**Provided passage:**
TORONTO – Citytv Toronto will leave its long-time home inside the CHUMCity building within three years as part of Rogers Media’s deal to buy the Toronto station and four others across the country.
Announced yesterday, Rogers has signed a deal to acquire Citytvs in Toronto, Winnipeg, Calgary, Edmonton and Vancouver for $375 million from CTVglobemedia. The new deal nullifies the Rogers purchase of the A Channels from CTV, which will now hold on to those assets.
The agreement came together rather quickly, since the CRTC only announced its decision on Friday. The two companies were able to move at such speed because a lot of the heavy lifting had already been done, said Rogers Broadcasting president Rael Merson in an interview with Cartt.ca. “We had spent a lot of time on the A Channel acquisition. We had gone through a full process of bidding and a whole process of negotiations and contracts… (and) they had to come back to us to extract themselves from the prior (A Channel) deal,” he said.
“They told us on Friday morning they were going to sell them and we mustered a bid by Friday night and in fact got the deal done late last night,” added Merson. As for other unregulated assets like CHUM Interactive and CHUM International, both are going to CTV.
However, the $375 million purchase price might sound high to some, given that the high-end valuation CTV provided to CRTC in its application to buy CHUM only valued the five Citytv stations at a paltry $150 million.
Merson, diplomatically, explained it this way: “When you buy something you’re interested in, you do it based on what you think you can do with them going forward versus what they have done in the past… So we built our own models of what we can do with the stations, how well we think we can do with them… We think we paid a fair price based on what we thought potential we think the stations have.”

**Supplied records:**

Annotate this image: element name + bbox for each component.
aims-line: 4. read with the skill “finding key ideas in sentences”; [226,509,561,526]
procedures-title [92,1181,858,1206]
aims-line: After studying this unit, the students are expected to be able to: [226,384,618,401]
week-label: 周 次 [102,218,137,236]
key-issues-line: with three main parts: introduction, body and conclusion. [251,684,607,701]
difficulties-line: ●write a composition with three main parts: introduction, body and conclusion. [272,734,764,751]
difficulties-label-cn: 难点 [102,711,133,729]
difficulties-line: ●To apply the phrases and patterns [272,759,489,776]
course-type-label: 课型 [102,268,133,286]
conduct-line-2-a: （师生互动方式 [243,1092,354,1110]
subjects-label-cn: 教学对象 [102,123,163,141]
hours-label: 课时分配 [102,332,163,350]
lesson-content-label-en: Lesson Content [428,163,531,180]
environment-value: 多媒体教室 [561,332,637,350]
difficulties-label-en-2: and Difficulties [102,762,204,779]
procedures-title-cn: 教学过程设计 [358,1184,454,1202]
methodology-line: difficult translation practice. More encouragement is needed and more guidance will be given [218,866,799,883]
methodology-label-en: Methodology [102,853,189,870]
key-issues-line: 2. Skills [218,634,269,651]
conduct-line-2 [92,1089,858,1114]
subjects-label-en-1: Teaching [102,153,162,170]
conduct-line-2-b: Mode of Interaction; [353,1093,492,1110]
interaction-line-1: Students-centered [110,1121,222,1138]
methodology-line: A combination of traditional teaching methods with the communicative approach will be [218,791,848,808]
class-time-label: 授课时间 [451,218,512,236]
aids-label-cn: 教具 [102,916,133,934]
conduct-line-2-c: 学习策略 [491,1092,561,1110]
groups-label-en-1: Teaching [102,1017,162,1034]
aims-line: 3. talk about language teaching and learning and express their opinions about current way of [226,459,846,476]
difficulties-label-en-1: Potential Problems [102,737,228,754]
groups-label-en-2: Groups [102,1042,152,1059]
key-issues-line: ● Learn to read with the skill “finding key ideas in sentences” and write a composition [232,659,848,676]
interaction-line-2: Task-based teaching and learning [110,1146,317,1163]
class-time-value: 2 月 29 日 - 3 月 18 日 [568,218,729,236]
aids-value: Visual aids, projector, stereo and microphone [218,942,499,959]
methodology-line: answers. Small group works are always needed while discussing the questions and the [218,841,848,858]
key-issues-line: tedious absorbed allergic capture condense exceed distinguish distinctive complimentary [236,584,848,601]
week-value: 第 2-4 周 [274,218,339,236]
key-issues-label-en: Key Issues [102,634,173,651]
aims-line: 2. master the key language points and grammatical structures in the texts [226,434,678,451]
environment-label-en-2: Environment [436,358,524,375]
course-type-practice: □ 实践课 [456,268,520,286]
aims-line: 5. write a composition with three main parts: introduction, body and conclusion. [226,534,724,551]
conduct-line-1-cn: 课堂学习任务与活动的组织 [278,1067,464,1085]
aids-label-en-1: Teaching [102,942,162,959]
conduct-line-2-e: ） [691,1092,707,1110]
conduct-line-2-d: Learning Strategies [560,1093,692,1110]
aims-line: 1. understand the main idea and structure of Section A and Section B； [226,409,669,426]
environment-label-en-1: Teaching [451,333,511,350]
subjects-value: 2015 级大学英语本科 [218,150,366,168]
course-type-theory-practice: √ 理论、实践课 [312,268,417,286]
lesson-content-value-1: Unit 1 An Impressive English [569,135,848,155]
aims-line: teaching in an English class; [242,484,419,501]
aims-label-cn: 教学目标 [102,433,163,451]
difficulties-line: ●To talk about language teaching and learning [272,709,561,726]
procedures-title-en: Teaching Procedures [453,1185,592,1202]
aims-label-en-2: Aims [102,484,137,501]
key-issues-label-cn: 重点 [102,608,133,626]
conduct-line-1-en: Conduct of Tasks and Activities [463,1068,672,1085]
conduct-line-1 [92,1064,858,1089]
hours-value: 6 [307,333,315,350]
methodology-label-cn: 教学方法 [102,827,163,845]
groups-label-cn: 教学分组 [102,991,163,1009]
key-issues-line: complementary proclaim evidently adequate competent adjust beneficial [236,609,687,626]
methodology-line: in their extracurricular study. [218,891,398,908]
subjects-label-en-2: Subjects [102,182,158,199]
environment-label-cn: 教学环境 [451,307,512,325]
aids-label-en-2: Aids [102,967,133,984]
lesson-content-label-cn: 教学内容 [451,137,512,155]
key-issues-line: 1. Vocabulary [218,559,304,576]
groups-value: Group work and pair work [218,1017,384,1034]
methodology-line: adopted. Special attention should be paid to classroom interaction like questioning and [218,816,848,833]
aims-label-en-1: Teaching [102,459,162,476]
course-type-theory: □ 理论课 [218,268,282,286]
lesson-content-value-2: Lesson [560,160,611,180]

**Problems to work on:**
a: Write out the portion of the Citytv article starting with "The agreement came" and going on through "going to CTV.".
b: According to the Citytv article, how much did Rogers agree to pay CTVglobemedia for the stations?
c: List every city where the Citytv article says Rogers is acquiring a Citytv station.
The rows play no part in this work.

**Answer set:**
a:
The agreement came together rather quickly, since the CRTC only announced its decision on Friday. The two companies were able to move at such speed because a lot of the heavy lifting had already been done, said Rogers Broadcasting president Rael Merson in an interview with Cartt.ca. “We had spent a lot of time on the A Channel acquisition. We had gone through a full process of bidding and a whole process of negotiations and contracts… (and) they had to come back to us to extract themselves from the prior (A Channel) deal,” he said.
“They told us on Friday morning they were going to sell them and we mustered a bid by Friday night and in fact got the deal done late last night,” added Merson. As for other unregulated assets like CHUM Interactive and CHUM International, both are going to CTV.

b: $375 million.

c: Toronto, Winnipeg, Calgary, Edmonton, Vancouver